─── Passage shown ───
It’s true that you neither can, nor should, “shelter” your children _forever_. But is “five years” close enough to “forever” that you _really_ think it’s time to push your baby out of the nest? Is 10, 12, or 15 years really “forever”?

What if you waited? Waited until your son was old enough for a pocketknife. Until your daughter was no longer afraid of the dark. Until your children were old enough to go camping by themselves? You don’t think they are old enough to build a campfire, but you want to (in your own words!) expose them to the world?

This is why you spent that entire evening last week at the open house / orientation / meet the teacher event. Your couple of minutes of interaction with your child’s new teacher gives you some comfort – you fee like you’ve checked that teacher out and done your parental duty. “She seems nice. I’m sure she’ll be a great teacher.” And honestly, she probably will – I don’t mean to imply anything negative about school teachers. I mean, my _wife_ was one. But the fact is, your claim that you can’t “shelter” you child is just nonsense! You made it up precisely because you realize that your little baby _needs_ your protection, your shelter.
─── Supplied data ───
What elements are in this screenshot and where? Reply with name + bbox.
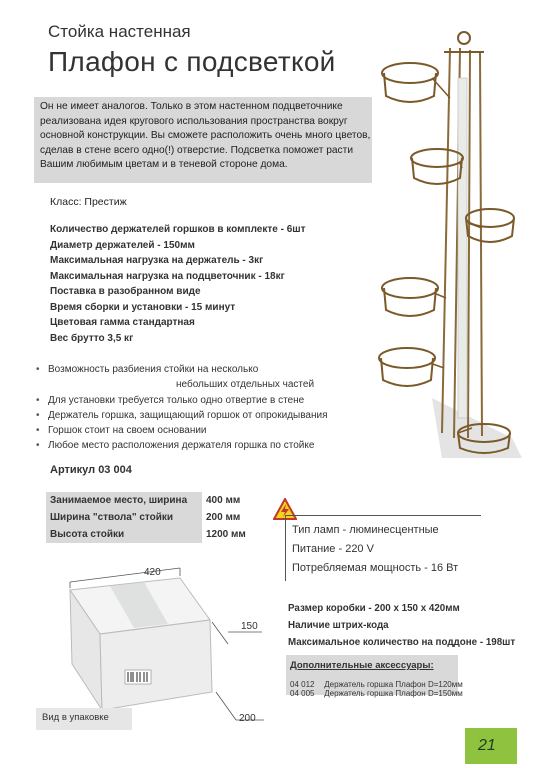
dimensions-table	[46, 492, 256, 543]
accessory-name: Держатель горшка Плафон D=150мм	[324, 689, 463, 698]
spec-item: Время сборки и установки - 15 минут	[50, 301, 236, 313]
dimension-label: Ширина "ствола" стойки	[46, 509, 202, 526]
accessories-title: Дополнительные аксессуары:	[290, 660, 434, 671]
lamp-consumption: Потребляемая мощность - 16 Вт	[292, 562, 459, 574]
spec-item: Вес брутто 3,5 кг	[50, 332, 134, 344]
feature-bullets	[36, 362, 328, 454]
dimension-value: 200 мм	[202, 509, 256, 526]
bullet-item: • Держатель горшка, защищающий горшок от опрокидывания	[36, 408, 328, 423]
bullet-item: • Любое место расположения держателя горшка по стойке	[36, 438, 328, 453]
spec-item: Максимальная нагрузка на подцветочник - 18кг	[50, 270, 285, 282]
spec-item: Диаметр держателей - 150мм	[50, 239, 195, 251]
bullet-item: • Возможность разбиения стойки на несколько	[36, 362, 328, 377]
accessory-code: 04 012	[290, 680, 315, 689]
dimension-value: 400 мм	[202, 492, 256, 509]
spec-item: Максимальная нагрузка на держатель - 3кг	[50, 255, 264, 266]
accessory-code: 04 005	[290, 689, 315, 698]
accessories-list	[290, 680, 463, 698]
bullet-item-continuation: небольших отдельных частей	[176, 379, 315, 391]
planter-stand-illustration	[372, 18, 522, 458]
pallet-capacity: Максимальное количество на поддоне - 198шт	[288, 637, 516, 648]
table-row	[46, 509, 256, 526]
dimension-label: Высота стойки	[46, 526, 202, 543]
bullet-item: • Горшок стоит на своем основании	[36, 423, 328, 438]
lamp-type: Тип ламп - люминесцентные	[292, 524, 439, 536]
package-caption: Вид в упаковке	[42, 712, 109, 723]
article-number: Артикул 03 004	[50, 464, 132, 476]
list-item	[290, 680, 463, 689]
intro-text: Он не имеет аналогов. Только в этом настенном подцветочнике реализована идея кругового использования пространства вокруг основной конструкции. Вы сможете расположить очень много цветов, сделав в стене всего одно(!) отверстие. Подсветка поможет расти Вашим любимым цветам и в теневой стороне дома.	[40, 101, 371, 170]
box-info	[288, 600, 515, 651]
page-number: 21	[478, 737, 496, 754]
page-title: Плафон с подсветкой	[48, 46, 336, 77]
barcode-availability: Наличие штрих-кода	[288, 620, 389, 631]
lamp-info	[292, 521, 458, 578]
package-width-label: 200	[239, 713, 256, 724]
lamp-power-supply: Питание - 220 V	[292, 543, 374, 555]
spec-item: Цветовая гамма стандартная	[50, 317, 195, 328]
package-box-illustration	[40, 560, 280, 730]
table-row	[46, 526, 256, 543]
specs-list	[50, 222, 306, 346]
dimension-value: 1200 мм	[202, 526, 256, 543]
spec-item: Количество держателей горшков в комплекте - 6шт	[50, 224, 306, 235]
bullet-item: • Для установки требуется только одно отвертие в стене	[36, 393, 328, 408]
package-length-label: 420	[144, 567, 161, 578]
list-item	[290, 689, 463, 698]
spec-item: Поставка в разобранном виде	[50, 286, 201, 297]
box-size: Размер коробки - 200 х 150 х 420мм	[288, 603, 460, 614]
intro-box	[34, 97, 378, 183]
package-height-label: 150	[241, 621, 258, 632]
class-label: Класс: Престиж	[50, 196, 127, 208]
accessory-name: Держатель горшка Плафон D=120мм	[324, 680, 463, 689]
table-row	[46, 492, 256, 509]
dimension-label: Занимаемое место, ширина	[46, 492, 202, 509]
page-subtitle: Стойка настенная	[48, 22, 191, 41]
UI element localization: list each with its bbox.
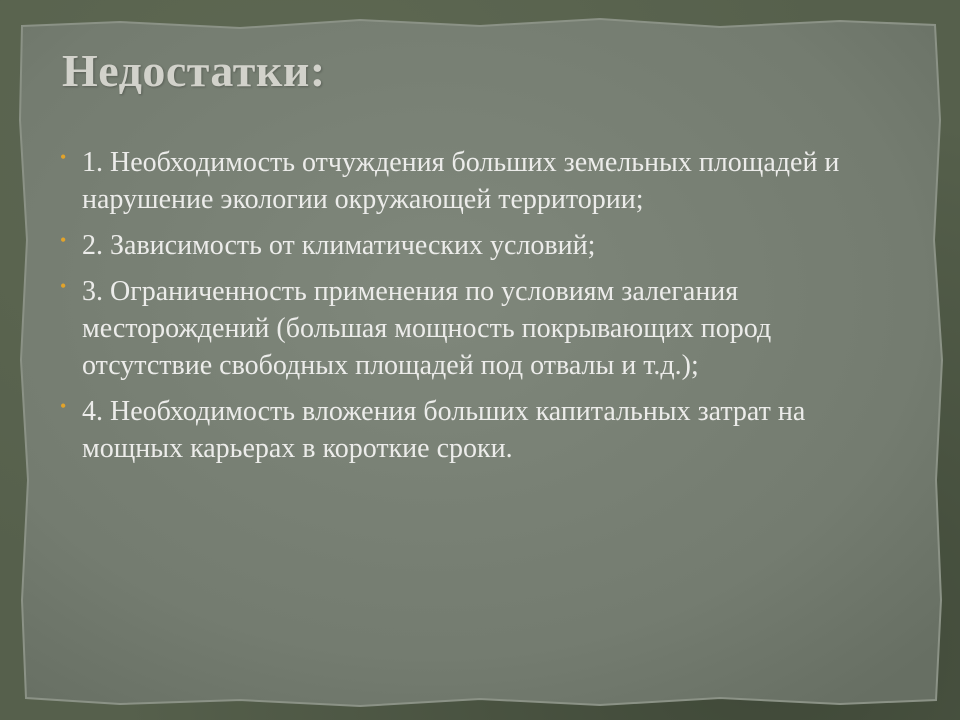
slide-title: Недостатки: — [62, 45, 326, 96]
bullet-item-3 — [60, 273, 860, 384]
bullet-text-4: 4. Необходимость вложения больших капитальных затрат на мощных карьерах в короткие сроки. — [82, 396, 806, 464]
bullet-item-1 — [60, 144, 860, 218]
bullet-text-1: 1. Необходимость отчуждения больших земельных площадей и нарушение экологии окружающей территории; — [82, 147, 840, 215]
bullet-text-2: 2. Зависимость от климатических условий; — [82, 230, 596, 261]
bullet-dot-icon: • — [60, 147, 67, 167]
bullet-text-3: 3. Ограниченность применения по условиям залегания месторождений (большая мощность покрывающих пород отсутствие свободных площадей под отвалы и т.д.); — [82, 276, 772, 381]
bullet-dot-icon: • — [60, 276, 67, 296]
bullet-item-4 — [60, 393, 860, 467]
bullet-list — [60, 144, 860, 476]
bullet-item-2 — [60, 227, 860, 264]
bullet-dot-icon: • — [60, 396, 67, 416]
bullet-dot-icon: • — [60, 230, 67, 250]
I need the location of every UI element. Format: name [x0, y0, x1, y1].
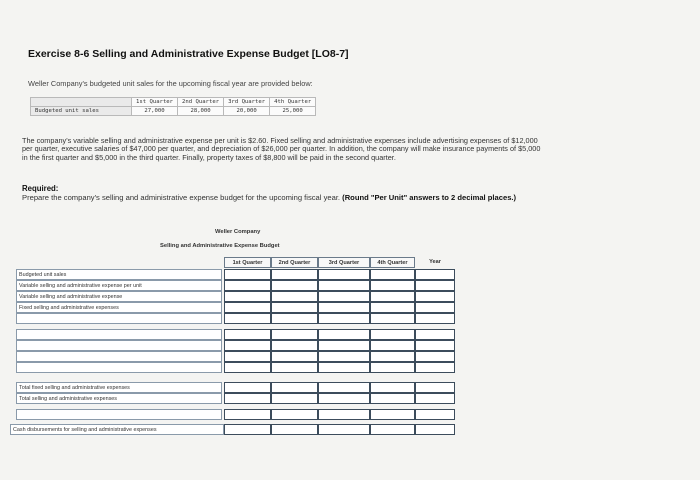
budget-row-label[interactable]	[16, 409, 222, 420]
answer-cell-year[interactable]	[415, 313, 455, 324]
answer-cell-year[interactable]	[415, 409, 455, 420]
answer-cell-q1[interactable]	[224, 302, 271, 313]
unit-sales-header-q2: 2nd Quarter	[178, 98, 224, 107]
budget-row-label[interactable]	[16, 340, 222, 351]
budget-row-label[interactable]: Budgeted unit sales	[16, 269, 222, 280]
answer-cell-q1[interactable]	[224, 280, 271, 291]
budget-row	[10, 351, 455, 362]
answer-cell-q1[interactable]	[224, 269, 271, 280]
budget-row-label[interactable]: Total selling and administrative expenses	[16, 393, 222, 404]
answer-cell-q1[interactable]	[224, 382, 271, 393]
required-heading: Required:	[22, 184, 59, 193]
answer-cell-q4[interactable]	[370, 351, 415, 362]
answer-cell-q3[interactable]	[318, 340, 370, 351]
budget-worksheet	[10, 228, 455, 440]
unit-sales-value-q1: 27,000	[132, 107, 178, 116]
answer-cell-year[interactable]	[415, 393, 455, 404]
answer-cell-q2[interactable]	[271, 382, 318, 393]
unit-sales-table	[30, 97, 316, 116]
answer-cell-q1[interactable]	[224, 424, 271, 435]
budget-row	[10, 382, 455, 393]
answer-cell-q3[interactable]	[318, 424, 370, 435]
unit-sales-value-q4: 25,000	[270, 107, 316, 116]
answer-cell-q4[interactable]	[370, 382, 415, 393]
budget-row-label[interactable]	[16, 351, 222, 362]
answer-cell-q3[interactable]	[318, 362, 370, 373]
answer-cell-q4[interactable]	[370, 329, 415, 340]
column-header-year: Year	[429, 259, 441, 265]
answer-cell-q4[interactable]	[370, 313, 415, 324]
intro-text: Weller Company's budgeted unit sales for the upcoming fiscal year are provided below:	[28, 79, 313, 88]
answer-cell-q3[interactable]	[318, 280, 370, 291]
budget-row-label[interactable]: Variable selling and administrative expense per unit	[16, 280, 222, 291]
budget-row	[10, 424, 455, 435]
answer-cell-q1[interactable]	[224, 329, 271, 340]
answer-cell-q3[interactable]	[318, 382, 370, 393]
unit-sales-header-q3: 3rd Quarter	[224, 98, 270, 107]
answer-cell-q3[interactable]	[318, 302, 370, 313]
answer-cell-year[interactable]	[415, 424, 455, 435]
answer-cell-q4[interactable]	[370, 302, 415, 313]
answer-cell-q4[interactable]	[370, 393, 415, 404]
answer-cell-q3[interactable]	[318, 393, 370, 404]
budget-row	[10, 329, 455, 340]
unit-sales-header-q4: 4th Quarter	[270, 98, 316, 107]
answer-cell-q1[interactable]	[224, 291, 271, 302]
answer-cell-q2[interactable]	[271, 291, 318, 302]
column-header-q2: 2nd Quarter	[271, 257, 318, 268]
budget-row-label[interactable]: Cash disbursements for selling and administrative expenses	[10, 424, 224, 435]
budget-row	[10, 302, 455, 313]
answer-cell-q2[interactable]	[271, 409, 318, 420]
budget-row	[10, 313, 455, 324]
required-instruction: Prepare the company's selling and administrative expense budget for the upcoming fiscal year.	[22, 193, 341, 202]
budget-row	[10, 362, 455, 373]
answer-cell-q4[interactable]	[370, 362, 415, 373]
answer-cell-q2[interactable]	[271, 302, 318, 313]
answer-cell-q2[interactable]	[271, 329, 318, 340]
answer-cell-q2[interactable]	[271, 280, 318, 291]
budget-row-label[interactable]: Total fixed selling and administrative expenses	[16, 382, 222, 393]
answer-cell-q3[interactable]	[318, 351, 370, 362]
answer-cell-q2[interactable]	[271, 424, 318, 435]
budget-row-label[interactable]	[16, 313, 222, 324]
budget-row	[10, 393, 455, 404]
unit-sales-value-q2: 28,000	[178, 107, 224, 116]
answer-cell-q2[interactable]	[271, 351, 318, 362]
budget-row-label[interactable]	[16, 329, 222, 340]
unit-sales-header-q1: 1st Quarter	[132, 98, 178, 107]
answer-cell-q2[interactable]	[271, 393, 318, 404]
answer-cell-year[interactable]	[415, 291, 455, 302]
answer-cell-q3[interactable]	[318, 313, 370, 324]
answer-cell-q4[interactable]	[370, 424, 415, 435]
answer-cell-q3[interactable]	[318, 269, 370, 280]
column-header-q3: 3rd Quarter	[318, 257, 370, 268]
column-header-q1: 1st Quarter	[224, 257, 271, 268]
answer-cell-q3[interactable]	[318, 409, 370, 420]
answer-cell-year[interactable]	[415, 302, 455, 313]
answer-cell-q2[interactable]	[271, 340, 318, 351]
answer-cell-q1[interactable]	[224, 313, 271, 324]
answer-cell-year[interactable]	[415, 382, 455, 393]
answer-cell-q2[interactable]	[271, 313, 318, 324]
exercise-title: Exercise 8-6 Selling and Administrative Expense Budget [LO8-7]	[28, 48, 349, 60]
answer-cell-q1[interactable]	[224, 409, 271, 420]
answer-cell-q3[interactable]	[318, 291, 370, 302]
answer-cell-year[interactable]	[415, 351, 455, 362]
budget-company-name: Weller Company	[215, 229, 261, 235]
budget-title: Selling and Administrative Expense Budget	[160, 243, 280, 249]
budget-row	[10, 280, 455, 291]
budget-row-label[interactable]	[16, 362, 222, 373]
required-text	[22, 194, 542, 203]
answer-cell-q1[interactable]	[224, 340, 271, 351]
answer-cell-q4[interactable]	[370, 291, 415, 302]
budget-row	[10, 291, 455, 302]
problem-paragraph: The company's variable selling and administrative expense per unit is $2.60. Fixed selling and administrative expenses include advertising expenses of $12,000 per quarter, executive salaries of $47,000 per quarter, and depreciation of $26,000 per quarter. In addition, the company will make insurance payments of $5,000 in the first quarter and $5,000 in the third quarter. Finally, property taxes of $8,800 will be paid in the second quarter.	[22, 136, 541, 162]
budget-row	[10, 269, 455, 280]
budget-row	[10, 409, 455, 420]
rounding-note: (Round "Per Unit" answers to 2 decimal places.)	[342, 193, 517, 202]
answer-cell-year[interactable]	[415, 280, 455, 291]
answer-cell-q2[interactable]	[271, 269, 318, 280]
answer-cell-q1[interactable]	[224, 393, 271, 404]
budget-row-label[interactable]: Variable selling and administrative expense	[16, 291, 222, 302]
answer-cell-q4[interactable]	[370, 409, 415, 420]
answer-cell-year[interactable]	[415, 340, 455, 351]
answer-cell-year[interactable]	[415, 269, 455, 280]
answer-cell-q4[interactable]	[370, 269, 415, 280]
answer-cell-q1[interactable]	[224, 351, 271, 362]
answer-cell-year[interactable]	[415, 329, 455, 340]
unit-sales-value-q3: 20,000	[224, 107, 270, 116]
answer-cell-q4[interactable]	[370, 340, 415, 351]
answer-cell-q2[interactable]	[271, 362, 318, 373]
answer-cell-q3[interactable]	[318, 329, 370, 340]
answer-cell-q1[interactable]	[224, 362, 271, 373]
budget-row	[10, 340, 455, 351]
budget-row-label[interactable]: Fixed selling and administrative expenses	[16, 302, 222, 313]
answer-cell-q4[interactable]	[370, 280, 415, 291]
unit-sales-label: Budgeted unit sales	[31, 107, 132, 116]
answer-cell-year[interactable]	[415, 362, 455, 373]
column-header-q4: 4th Quarter	[370, 257, 415, 268]
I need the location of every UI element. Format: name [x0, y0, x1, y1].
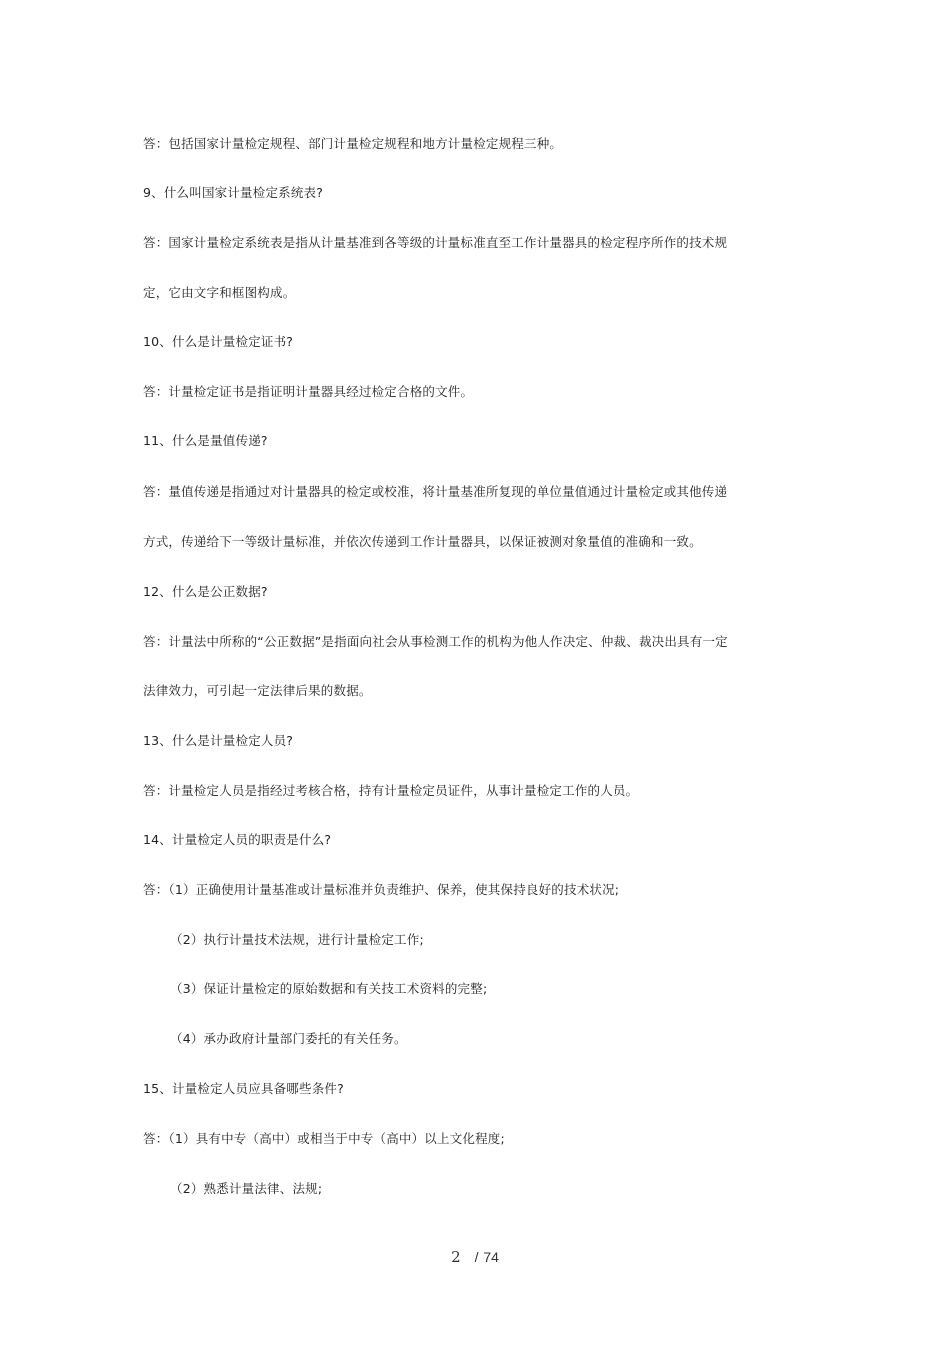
───
#### The problem:
Please copy out the passage about sheltering children word for word, from its first sentence to its last.

#### Correct answer:
It’s true that you neither can, nor should, “shelter” your children _forever_. But is “five years” close enough to “forever” that you _really_ think it’s time to push your baby out of the nest? Is 10, 12, or 15 years really “forever”?

What if you waited? Waited until your son was old enough for a pocketknife. Until your daughter was no longer afraid of the dark. Until your children were old enough to go camping by themselves? You don’t think they are old enough to build a campfire, but you want to (in your own words!) expose them to the world?

This is why you spent that entire evening last week at the open house / orientation / meet the teacher event. Your couple of minutes of interaction with your child’s new teacher gives you some comfort – you fee like you’ve checked that teacher out and done your parental duty. “She seems nice. I’m sure she’ll be a great teacher.” And honestly, she probably will – I don’t mean to imply anything negative about school teachers. I mean, my _wife_ was one. But the fact is, your claim that you can’t “shelter” you child is just nonsense! You made it up precisely because you realize that your little baby _needs_ your protection, your shelter.